[Data entries for graphics]
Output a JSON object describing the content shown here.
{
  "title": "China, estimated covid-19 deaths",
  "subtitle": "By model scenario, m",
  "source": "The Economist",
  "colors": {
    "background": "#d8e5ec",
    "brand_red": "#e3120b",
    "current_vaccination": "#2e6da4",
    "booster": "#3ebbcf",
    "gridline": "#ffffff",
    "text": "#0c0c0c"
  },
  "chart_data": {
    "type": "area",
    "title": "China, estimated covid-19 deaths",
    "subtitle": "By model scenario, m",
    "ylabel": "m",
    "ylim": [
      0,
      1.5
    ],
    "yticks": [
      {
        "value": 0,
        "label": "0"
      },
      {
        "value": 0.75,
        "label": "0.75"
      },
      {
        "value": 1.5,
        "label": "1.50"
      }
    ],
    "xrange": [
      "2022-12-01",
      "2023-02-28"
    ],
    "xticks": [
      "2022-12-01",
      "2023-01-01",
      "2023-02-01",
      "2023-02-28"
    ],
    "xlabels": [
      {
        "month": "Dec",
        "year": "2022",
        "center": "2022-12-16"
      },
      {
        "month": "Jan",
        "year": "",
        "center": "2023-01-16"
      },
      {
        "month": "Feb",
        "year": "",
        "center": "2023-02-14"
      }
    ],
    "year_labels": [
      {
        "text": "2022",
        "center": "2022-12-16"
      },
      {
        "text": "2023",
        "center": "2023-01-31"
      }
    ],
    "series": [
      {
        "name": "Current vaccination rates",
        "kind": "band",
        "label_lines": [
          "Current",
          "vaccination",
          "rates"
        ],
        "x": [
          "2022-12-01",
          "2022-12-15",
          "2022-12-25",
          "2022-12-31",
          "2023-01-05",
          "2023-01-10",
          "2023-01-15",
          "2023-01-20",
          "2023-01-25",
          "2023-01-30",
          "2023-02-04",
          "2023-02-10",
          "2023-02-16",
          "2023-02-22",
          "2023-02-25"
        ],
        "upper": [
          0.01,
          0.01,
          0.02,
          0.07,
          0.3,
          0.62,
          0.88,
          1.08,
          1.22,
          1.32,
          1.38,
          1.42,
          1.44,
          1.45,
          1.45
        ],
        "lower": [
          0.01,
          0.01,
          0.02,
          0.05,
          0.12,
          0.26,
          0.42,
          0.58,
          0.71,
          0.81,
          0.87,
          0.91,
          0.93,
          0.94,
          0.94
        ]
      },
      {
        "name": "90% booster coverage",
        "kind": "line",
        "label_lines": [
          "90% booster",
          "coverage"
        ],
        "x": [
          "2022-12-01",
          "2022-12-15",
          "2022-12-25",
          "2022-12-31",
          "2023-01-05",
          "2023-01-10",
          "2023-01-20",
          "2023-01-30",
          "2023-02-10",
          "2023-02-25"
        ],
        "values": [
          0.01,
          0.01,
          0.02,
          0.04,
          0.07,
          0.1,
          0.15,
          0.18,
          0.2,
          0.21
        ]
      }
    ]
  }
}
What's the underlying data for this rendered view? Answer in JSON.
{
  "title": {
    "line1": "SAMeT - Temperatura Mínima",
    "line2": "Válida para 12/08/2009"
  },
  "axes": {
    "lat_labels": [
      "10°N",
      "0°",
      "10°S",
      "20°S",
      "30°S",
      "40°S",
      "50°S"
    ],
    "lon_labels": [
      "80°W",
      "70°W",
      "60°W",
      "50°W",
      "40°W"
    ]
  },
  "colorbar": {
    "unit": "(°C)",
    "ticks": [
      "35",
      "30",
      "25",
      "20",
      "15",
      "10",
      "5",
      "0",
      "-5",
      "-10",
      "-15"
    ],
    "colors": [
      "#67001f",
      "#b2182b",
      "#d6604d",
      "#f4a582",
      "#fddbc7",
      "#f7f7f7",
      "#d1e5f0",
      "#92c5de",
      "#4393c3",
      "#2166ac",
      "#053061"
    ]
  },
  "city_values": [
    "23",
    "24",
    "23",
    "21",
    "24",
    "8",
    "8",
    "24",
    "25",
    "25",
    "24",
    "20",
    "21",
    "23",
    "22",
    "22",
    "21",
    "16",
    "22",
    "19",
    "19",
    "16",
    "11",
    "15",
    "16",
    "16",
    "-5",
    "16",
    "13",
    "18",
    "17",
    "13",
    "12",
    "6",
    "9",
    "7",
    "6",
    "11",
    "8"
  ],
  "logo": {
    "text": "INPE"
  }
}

## Problem to solve
The lines to reproduce run from the one that contains "What's the underlying" through the last line above; copy them exactly.

## The answer
What's the underlying data for this rendered view? Answer in JSON.
{
  "title": {
    "line1": "SAMeT - Temperatura Mínima",
    "line2": "Válida para 12/08/2009"
  },
  "axes": {
    "lat_labels": [
      "10°N",
      "0°",
      "10°S",
      "20°S",
      "30°S",
      "40°S",
      "50°S"
    ],
    "lon_labels": [
      "80°W",
      "70°W",
      "60°W",
      "50°W",
      "40°W"
    ]
  },
  "colorbar": {
    "unit": "(°C)",
    "ticks": [
      "35",
      "30",
      "25",
      "20",
      "15",
      "10",
      "5",
      "0",
      "-5",
      "-10",
      "-15"
    ],
    "colors": [
      "#67001f",
      "#b2182b",
      "#d6604d",
      "#f4a582",
      "#fddbc7",
      "#f7f7f7",
      "#d1e5f0",
      "#92c5de",
      "#4393c3",
      "#2166ac",
      "#053061"
    ]
  },
  "city_values": [
    "23",
    "24",
    "23",
    "21",
    "24",
    "8",
    "8",
    "24",
    "25",
    "25",
    "24",
    "20",
    "21",
    "23",
    "22",
    "22",
    "21",
    "16",
    "22",
    "19",
    "19",
    "16",
    "11",
    "15",
    "16",
    "16",
    "-5",
    "16",
    "13",
    "18",
    "17",
    "13",
    "12",
    "6",
    "9",
    "7",
    "6",
    "11",
    "8"
  ],
  "logo": {
    "text": "INPE"
  }
}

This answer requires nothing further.